What you will do: In the records below, find the line holding "Enumerate this screenshot's"; copy it and every line after it to the end, omitting all images.

Saved entries:
****************
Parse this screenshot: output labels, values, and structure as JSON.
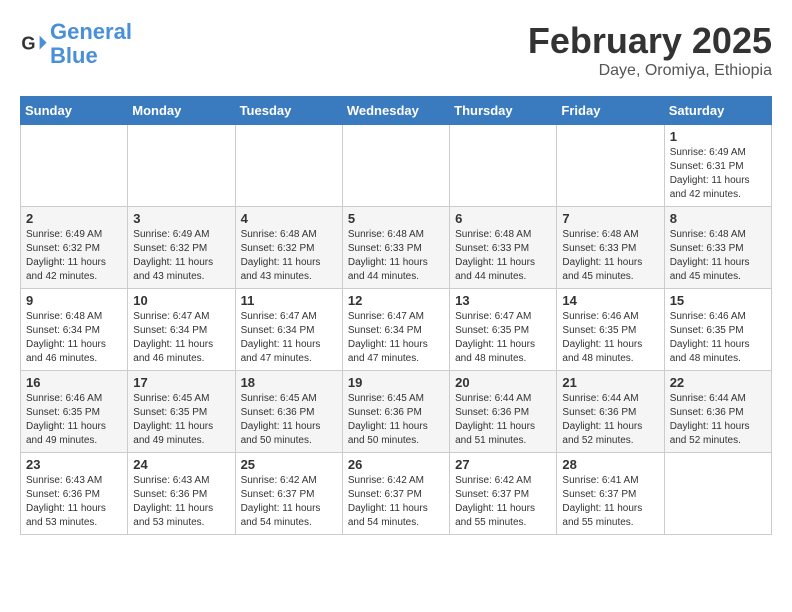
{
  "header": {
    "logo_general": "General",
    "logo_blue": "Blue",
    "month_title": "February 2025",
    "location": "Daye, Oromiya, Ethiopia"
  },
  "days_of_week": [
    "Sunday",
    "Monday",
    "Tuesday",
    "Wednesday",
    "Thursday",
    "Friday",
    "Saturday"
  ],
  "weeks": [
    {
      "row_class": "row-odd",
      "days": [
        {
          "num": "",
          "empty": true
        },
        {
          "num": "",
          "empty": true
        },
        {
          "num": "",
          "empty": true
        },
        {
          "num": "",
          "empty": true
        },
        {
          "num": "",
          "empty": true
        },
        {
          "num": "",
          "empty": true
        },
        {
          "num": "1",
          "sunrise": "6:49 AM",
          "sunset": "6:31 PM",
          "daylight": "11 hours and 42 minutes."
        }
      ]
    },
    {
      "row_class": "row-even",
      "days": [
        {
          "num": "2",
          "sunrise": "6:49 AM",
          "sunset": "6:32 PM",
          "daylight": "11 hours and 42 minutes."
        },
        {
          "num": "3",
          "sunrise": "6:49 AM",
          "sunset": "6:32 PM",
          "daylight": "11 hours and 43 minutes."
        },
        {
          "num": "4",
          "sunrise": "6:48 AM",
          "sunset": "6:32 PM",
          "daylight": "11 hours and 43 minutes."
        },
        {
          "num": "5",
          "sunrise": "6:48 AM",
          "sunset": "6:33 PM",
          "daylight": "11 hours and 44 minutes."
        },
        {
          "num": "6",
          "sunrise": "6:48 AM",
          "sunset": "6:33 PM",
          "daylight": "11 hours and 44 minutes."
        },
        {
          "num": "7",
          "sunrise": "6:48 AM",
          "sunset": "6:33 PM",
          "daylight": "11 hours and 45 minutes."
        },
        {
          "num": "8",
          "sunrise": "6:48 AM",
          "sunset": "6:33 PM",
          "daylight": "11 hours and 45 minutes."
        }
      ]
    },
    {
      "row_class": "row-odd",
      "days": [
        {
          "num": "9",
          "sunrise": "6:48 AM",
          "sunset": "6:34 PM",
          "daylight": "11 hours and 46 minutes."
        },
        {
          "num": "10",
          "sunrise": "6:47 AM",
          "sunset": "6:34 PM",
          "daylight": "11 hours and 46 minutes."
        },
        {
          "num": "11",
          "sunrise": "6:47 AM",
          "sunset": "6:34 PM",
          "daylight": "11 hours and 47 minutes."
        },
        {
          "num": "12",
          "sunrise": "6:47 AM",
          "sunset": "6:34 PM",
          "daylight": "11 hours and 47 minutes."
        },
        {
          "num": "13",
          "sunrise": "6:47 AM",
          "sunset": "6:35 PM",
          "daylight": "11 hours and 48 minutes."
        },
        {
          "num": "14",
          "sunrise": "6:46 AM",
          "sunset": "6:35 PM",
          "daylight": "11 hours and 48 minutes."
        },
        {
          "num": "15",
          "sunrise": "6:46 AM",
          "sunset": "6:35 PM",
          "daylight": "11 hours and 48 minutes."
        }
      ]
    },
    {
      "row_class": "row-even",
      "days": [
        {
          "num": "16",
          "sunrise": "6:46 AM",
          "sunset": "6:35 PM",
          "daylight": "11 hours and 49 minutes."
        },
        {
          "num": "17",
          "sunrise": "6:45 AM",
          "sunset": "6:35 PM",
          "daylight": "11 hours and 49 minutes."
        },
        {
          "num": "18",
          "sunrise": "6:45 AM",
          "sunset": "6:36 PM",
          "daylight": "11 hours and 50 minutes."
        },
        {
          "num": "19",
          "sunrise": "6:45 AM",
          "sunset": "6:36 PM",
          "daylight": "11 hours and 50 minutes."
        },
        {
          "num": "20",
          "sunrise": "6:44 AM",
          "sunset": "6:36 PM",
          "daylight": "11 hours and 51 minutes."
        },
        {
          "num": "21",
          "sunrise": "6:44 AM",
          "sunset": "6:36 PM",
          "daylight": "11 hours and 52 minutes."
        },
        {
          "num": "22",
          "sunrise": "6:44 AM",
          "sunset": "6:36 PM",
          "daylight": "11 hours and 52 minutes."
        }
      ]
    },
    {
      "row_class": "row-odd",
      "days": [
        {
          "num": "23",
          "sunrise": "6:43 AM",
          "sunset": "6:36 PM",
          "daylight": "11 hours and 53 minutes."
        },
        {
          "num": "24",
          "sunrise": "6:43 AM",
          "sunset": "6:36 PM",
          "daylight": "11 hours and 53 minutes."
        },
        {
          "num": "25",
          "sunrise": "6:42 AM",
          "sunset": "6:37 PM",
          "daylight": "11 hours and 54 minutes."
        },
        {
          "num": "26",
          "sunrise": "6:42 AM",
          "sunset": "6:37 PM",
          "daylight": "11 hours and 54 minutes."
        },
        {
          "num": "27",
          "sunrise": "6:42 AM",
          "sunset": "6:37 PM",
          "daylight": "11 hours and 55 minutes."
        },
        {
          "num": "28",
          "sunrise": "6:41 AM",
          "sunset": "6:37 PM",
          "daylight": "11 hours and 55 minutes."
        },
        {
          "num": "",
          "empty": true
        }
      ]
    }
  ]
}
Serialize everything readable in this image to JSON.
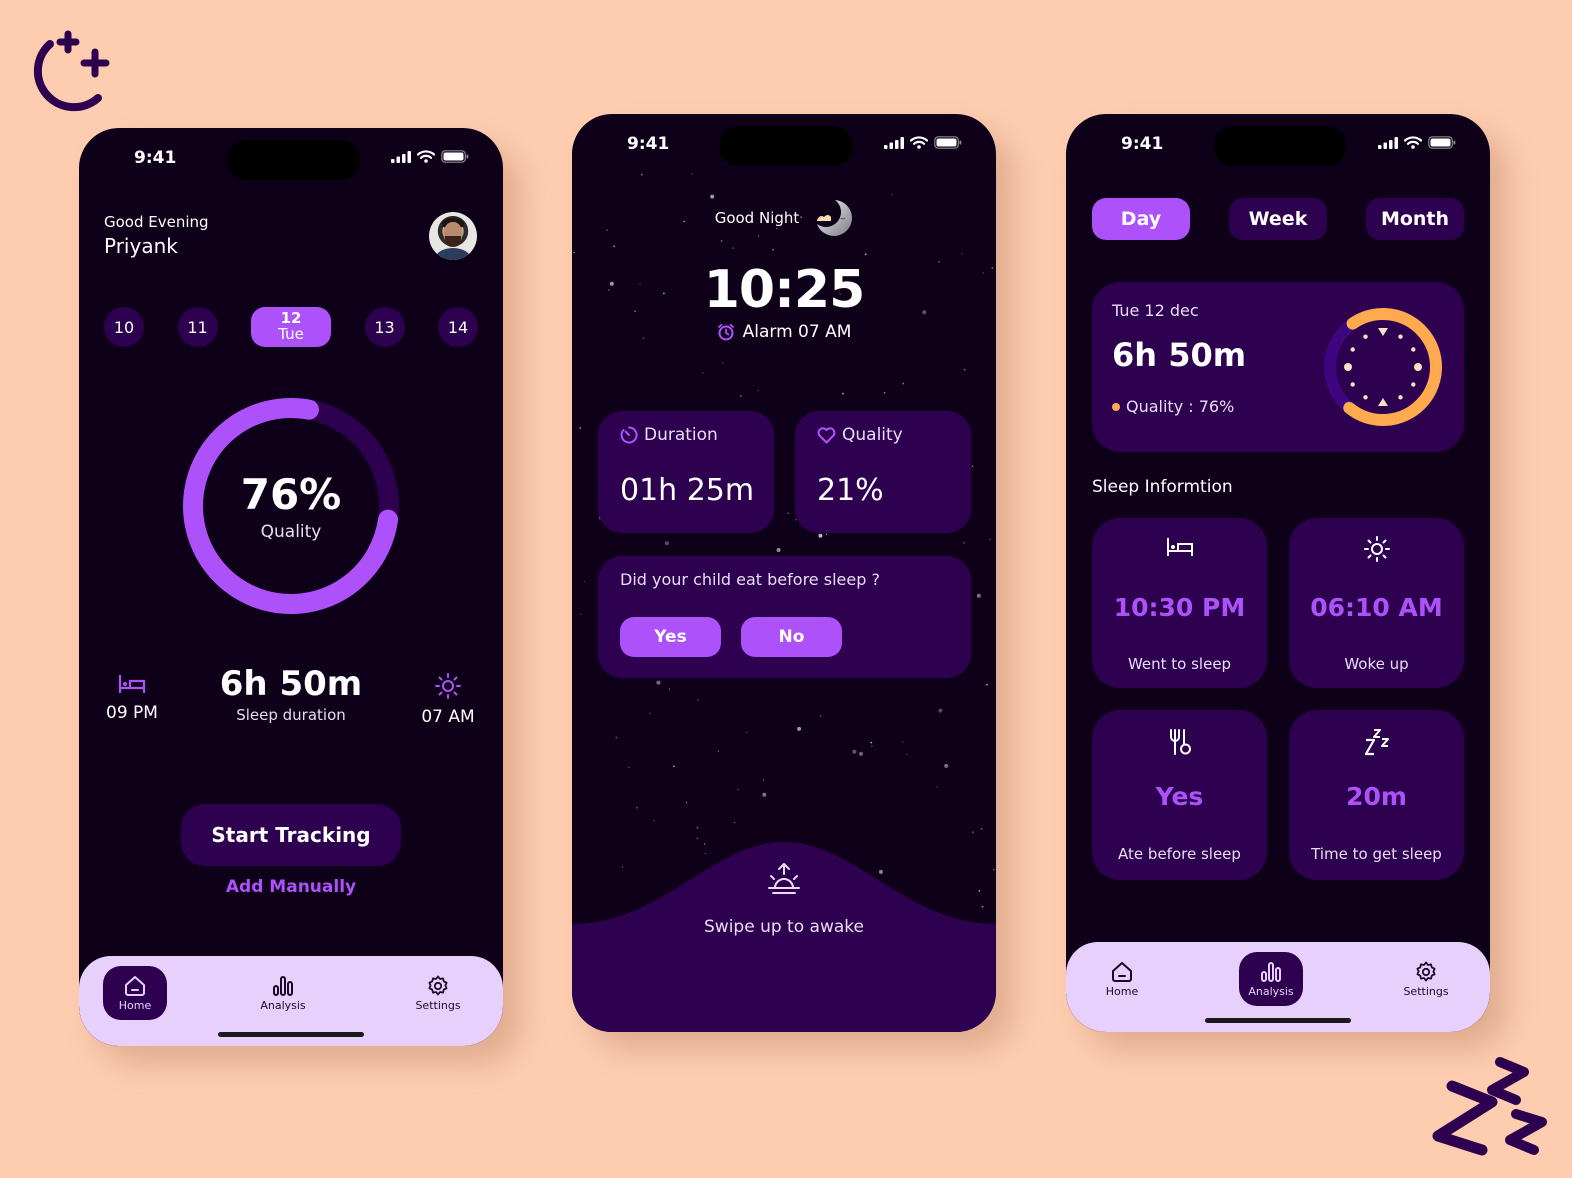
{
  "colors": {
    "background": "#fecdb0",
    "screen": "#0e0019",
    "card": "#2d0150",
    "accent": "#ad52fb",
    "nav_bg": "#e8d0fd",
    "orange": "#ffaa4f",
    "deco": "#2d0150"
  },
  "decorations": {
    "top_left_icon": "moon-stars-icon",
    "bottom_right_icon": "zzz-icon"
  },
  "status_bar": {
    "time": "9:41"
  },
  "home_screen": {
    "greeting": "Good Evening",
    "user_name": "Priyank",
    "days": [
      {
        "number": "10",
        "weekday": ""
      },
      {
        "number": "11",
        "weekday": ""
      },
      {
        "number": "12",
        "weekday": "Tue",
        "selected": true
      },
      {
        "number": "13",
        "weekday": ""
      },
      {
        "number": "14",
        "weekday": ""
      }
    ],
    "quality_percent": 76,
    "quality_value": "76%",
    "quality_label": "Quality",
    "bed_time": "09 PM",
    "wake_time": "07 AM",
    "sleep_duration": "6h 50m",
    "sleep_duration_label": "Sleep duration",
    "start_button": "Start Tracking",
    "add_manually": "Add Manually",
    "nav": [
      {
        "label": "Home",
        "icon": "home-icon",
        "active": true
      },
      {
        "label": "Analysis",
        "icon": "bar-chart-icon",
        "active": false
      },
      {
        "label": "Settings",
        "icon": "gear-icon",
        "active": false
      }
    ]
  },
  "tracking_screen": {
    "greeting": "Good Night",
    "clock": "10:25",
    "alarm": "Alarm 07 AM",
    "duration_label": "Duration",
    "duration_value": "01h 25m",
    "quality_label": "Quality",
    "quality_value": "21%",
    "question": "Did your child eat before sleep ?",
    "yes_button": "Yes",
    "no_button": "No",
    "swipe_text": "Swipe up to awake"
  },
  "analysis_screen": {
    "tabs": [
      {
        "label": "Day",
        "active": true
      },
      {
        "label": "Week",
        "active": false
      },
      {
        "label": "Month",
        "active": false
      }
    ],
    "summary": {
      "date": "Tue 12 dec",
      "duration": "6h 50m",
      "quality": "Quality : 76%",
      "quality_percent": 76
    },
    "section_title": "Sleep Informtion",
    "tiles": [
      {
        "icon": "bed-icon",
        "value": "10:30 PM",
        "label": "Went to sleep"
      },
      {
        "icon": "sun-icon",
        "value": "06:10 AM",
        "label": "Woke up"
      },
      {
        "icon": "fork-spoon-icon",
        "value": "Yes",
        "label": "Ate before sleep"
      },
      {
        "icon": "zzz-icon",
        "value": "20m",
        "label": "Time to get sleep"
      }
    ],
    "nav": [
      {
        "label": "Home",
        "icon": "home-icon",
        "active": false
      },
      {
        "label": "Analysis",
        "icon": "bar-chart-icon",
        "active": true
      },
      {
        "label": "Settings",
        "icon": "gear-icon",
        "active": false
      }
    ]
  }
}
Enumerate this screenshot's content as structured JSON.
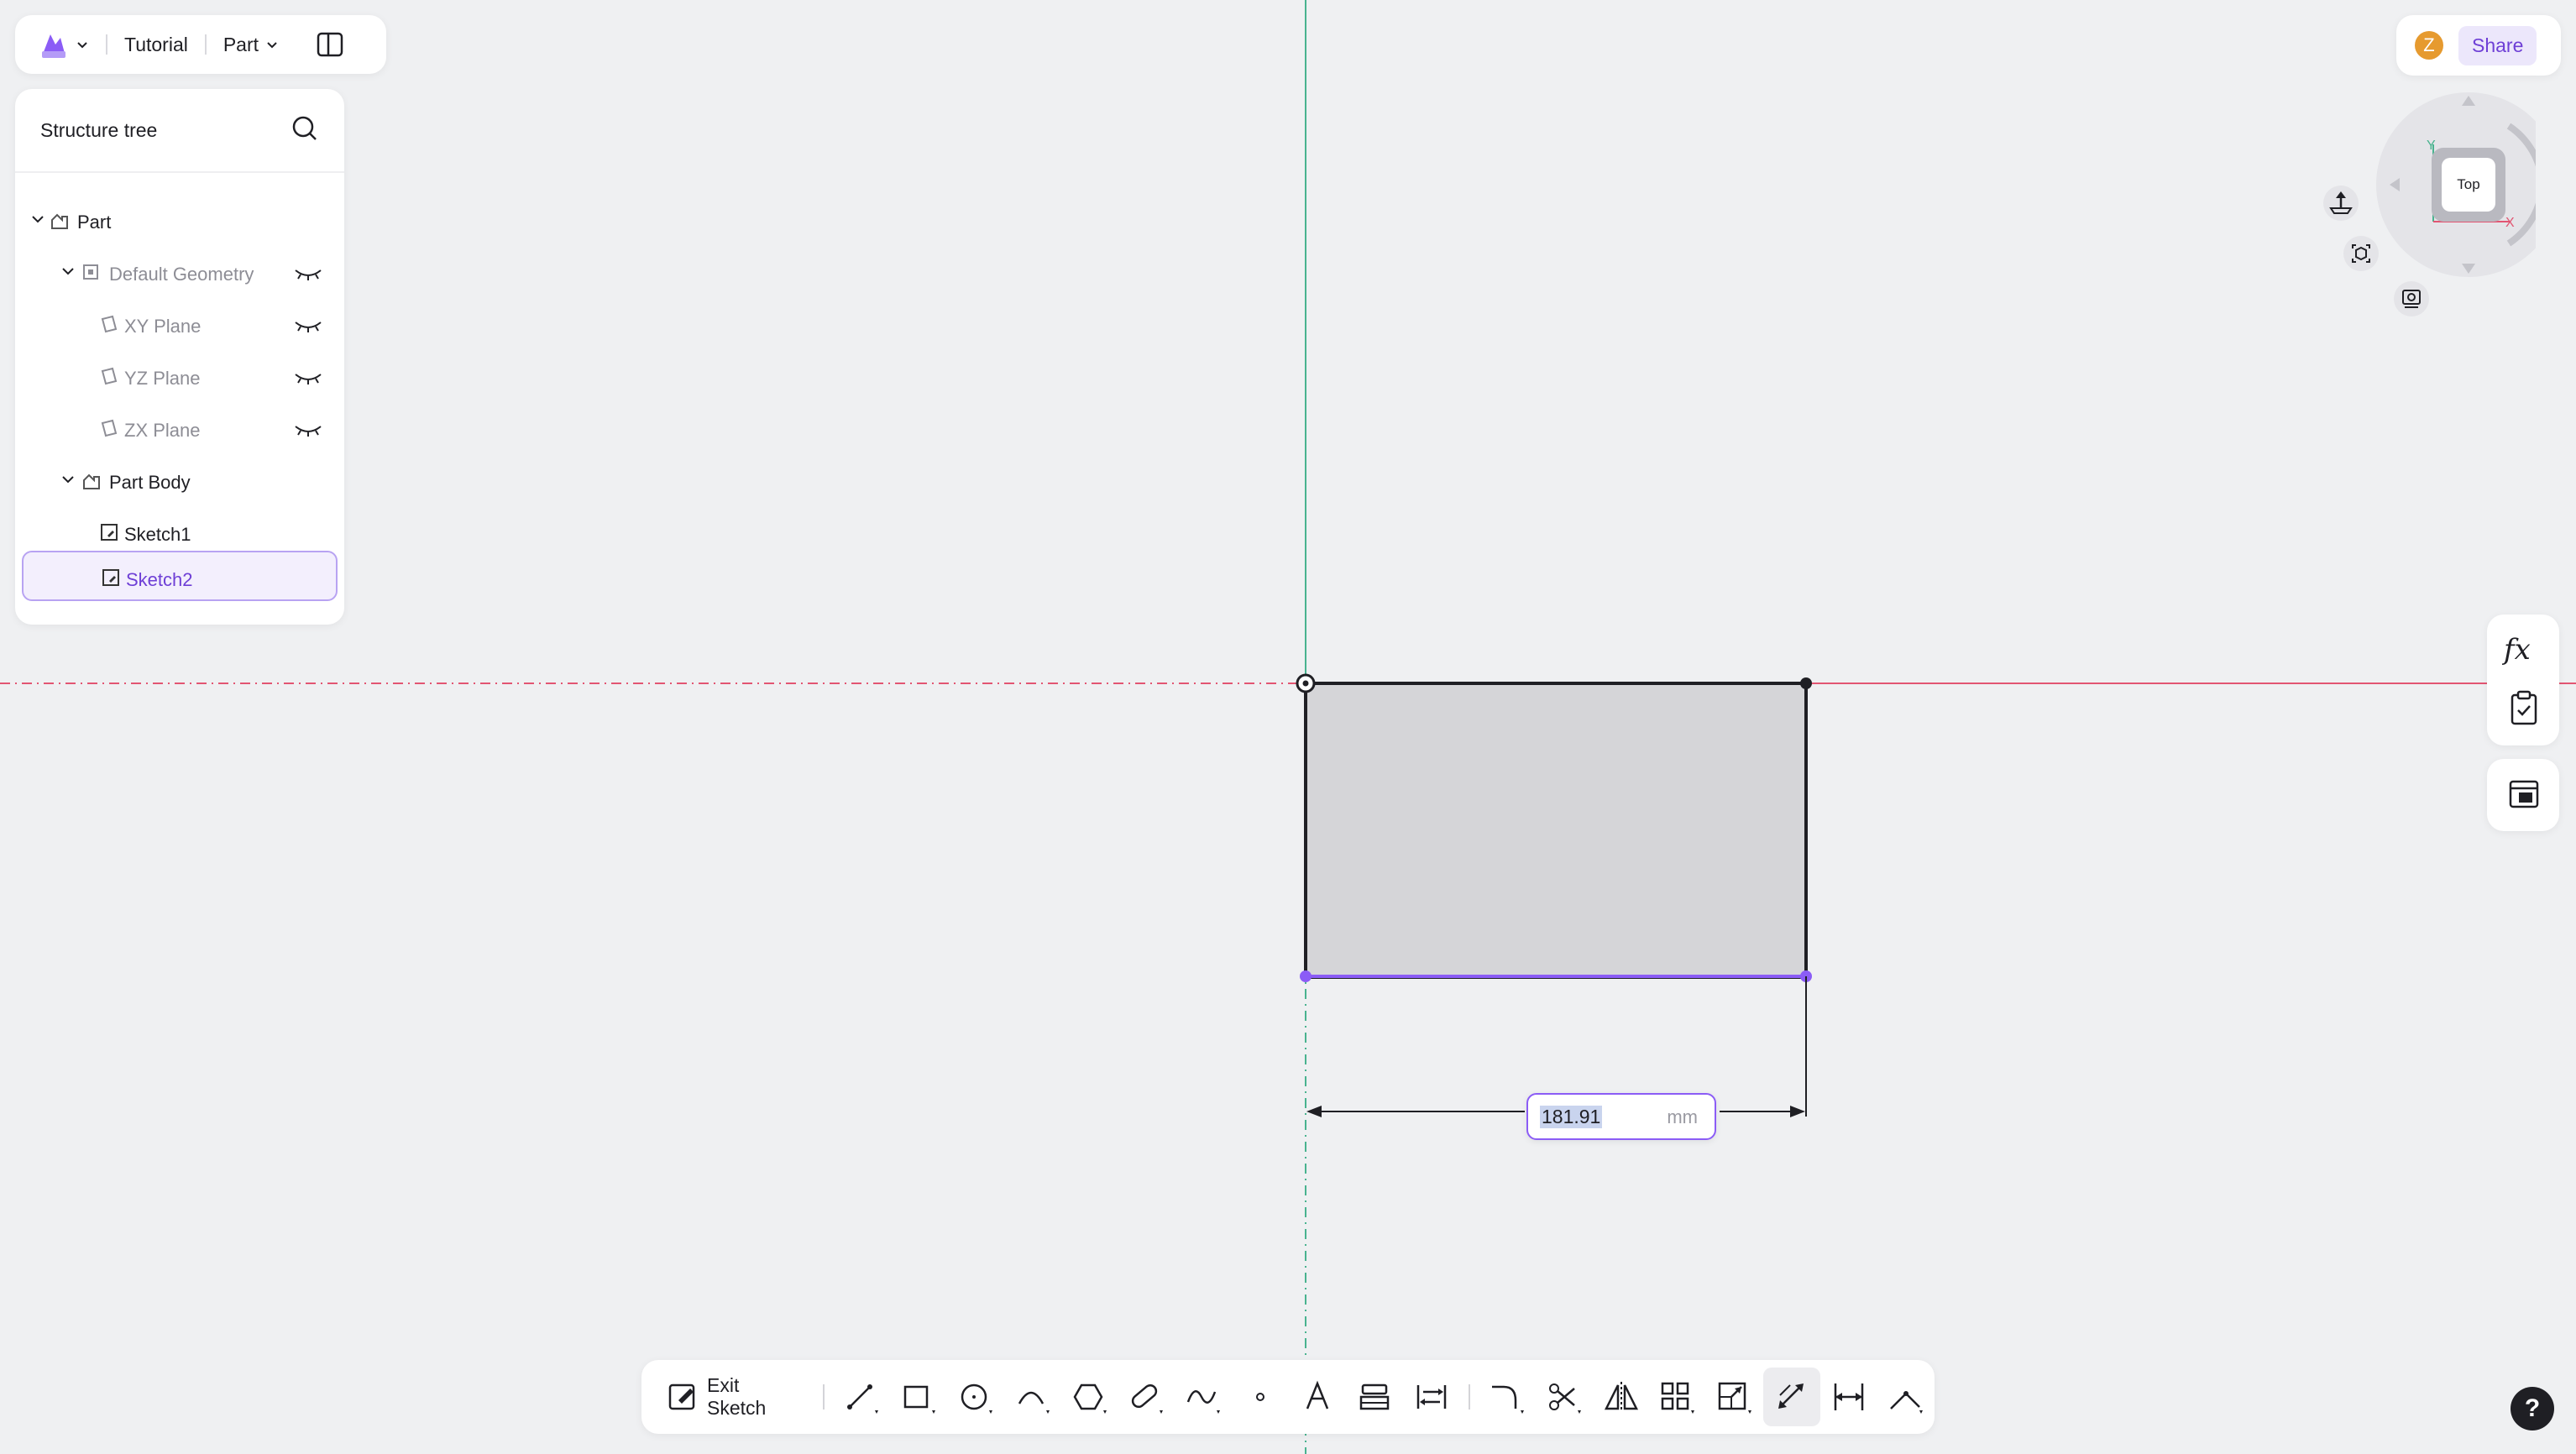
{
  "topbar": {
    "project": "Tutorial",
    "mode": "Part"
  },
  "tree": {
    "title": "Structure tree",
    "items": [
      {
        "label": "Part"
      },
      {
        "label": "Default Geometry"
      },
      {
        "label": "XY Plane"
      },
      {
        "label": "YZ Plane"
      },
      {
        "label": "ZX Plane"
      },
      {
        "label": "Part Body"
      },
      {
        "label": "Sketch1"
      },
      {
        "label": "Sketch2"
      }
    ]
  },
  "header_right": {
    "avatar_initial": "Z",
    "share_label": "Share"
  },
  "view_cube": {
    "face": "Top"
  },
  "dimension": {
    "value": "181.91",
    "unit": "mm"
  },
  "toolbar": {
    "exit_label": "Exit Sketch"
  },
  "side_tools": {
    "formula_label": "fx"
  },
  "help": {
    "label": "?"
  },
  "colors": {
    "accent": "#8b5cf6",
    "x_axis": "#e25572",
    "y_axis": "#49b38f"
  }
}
****************
Output:
Enumerate this screenshot's content as structured JSON.
{
  "topbar": {
    "project": "Tutorial",
    "mode": "Part"
  },
  "tree": {
    "title": "Structure tree",
    "items": [
      {
        "label": "Part"
      },
      {
        "label": "Default Geometry"
      },
      {
        "label": "XY Plane"
      },
      {
        "label": "YZ Plane"
      },
      {
        "label": "ZX Plane"
      },
      {
        "label": "Part Body"
      },
      {
        "label": "Sketch1"
      },
      {
        "label": "Sketch2"
      }
    ]
  },
  "header_right": {
    "avatar_initial": "Z",
    "share_label": "Share"
  },
  "view_cube": {
    "face": "Top"
  },
  "dimension": {
    "value": "181.91",
    "unit": "mm"
  },
  "toolbar": {
    "exit_label": "Exit Sketch"
  },
  "side_tools": {
    "formula_label": "fx"
  },
  "help": {
    "label": "?"
  },
  "colors": {
    "accent": "#8b5cf6",
    "x_axis": "#e25572",
    "y_axis": "#49b38f"
  }
}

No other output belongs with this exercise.